### TASK DIRECTIONS
Exactly as they appear, output all of the records. Skip any images.

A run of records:
======
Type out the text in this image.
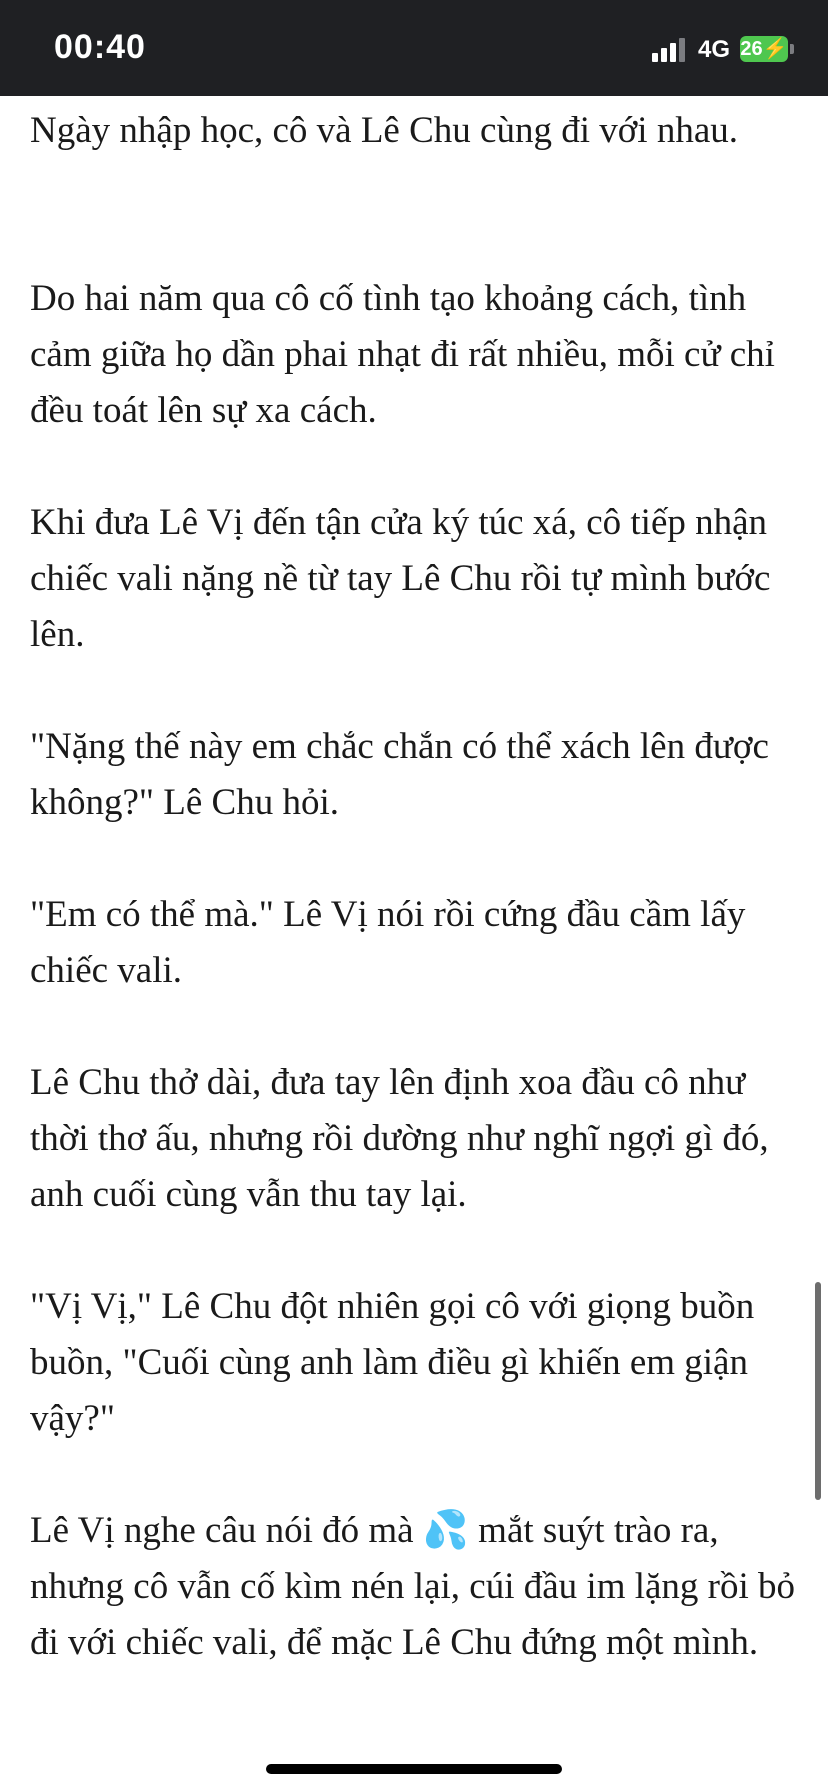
00:40	4G 26⚡

Ngày nhập học, cô và Lê Chu cùng đi với nhau.

Do hai năm qua cô cố tình tạo khoảng cách, tình cảm giữa họ dần phai nhạt đi rất nhiều, mỗi cử chỉ đều toát lên sự xa cách.

Khi đưa Lê Vị đến tận cửa ký túc xá, cô tiếp nhận chiếc vali nặng nề từ tay Lê Chu rồi tự mình bước lên.

"Nặng thế này em chắc chắn có thể xách lên được không?" Lê Chu hỏi.

"Em có thể mà." Lê Vị nói rồi cứng đầu cầm lấy chiếc vali.

Lê Chu thở dài, đưa tay lên định xoa đầu cô như thời thơ ấu, nhưng rồi dường như nghĩ ngợi gì đó, anh cuối cùng vẫn thu tay lại.

"Vị Vị," Lê Chu đột nhiên gọi cô với giọng buồn buồn, "Cuối cùng anh làm điều gì khiến em giận vậy?"

Lê Vị nghe câu nói đó mà 💦 mắt suýt trào ra, nhưng cô vẫn cố kìm nén lại, cúi đầu im lặng rồi bỏ đi với chiếc vali, để mặc Lê Chu đứng một mình.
======
### ANSWER FOR THIS EXERCISE
Type out the text in this image.
00:40	4G 26⚡

Ngày nhập học, cô và Lê Chu cùng đi với nhau.

Do hai năm qua cô cố tình tạo khoảng cách, tình cảm giữa họ dần phai nhạt đi rất nhiều, mỗi cử chỉ đều toát lên sự xa cách.

Khi đưa Lê Vị đến tận cửa ký túc xá, cô tiếp nhận chiếc vali nặng nề từ tay Lê Chu rồi tự mình bước lên.

"Nặng thế này em chắc chắn có thể xách lên được không?" Lê Chu hỏi.

"Em có thể mà." Lê Vị nói rồi cứng đầu cầm lấy chiếc vali.

Lê Chu thở dài, đưa tay lên định xoa đầu cô như thời thơ ấu, nhưng rồi dường như nghĩ ngợi gì đó, anh cuối cùng vẫn thu tay lại.

"Vị Vị," Lê Chu đột nhiên gọi cô với giọng buồn buồn, "Cuối cùng anh làm điều gì khiến em giận vậy?"

Lê Vị nghe câu nói đó mà 💦 mắt suýt trào ra, nhưng cô vẫn cố kìm nén lại, cúi đầu im lặng rồi bỏ đi với chiếc vali, để mặc Lê Chu đứng một mình.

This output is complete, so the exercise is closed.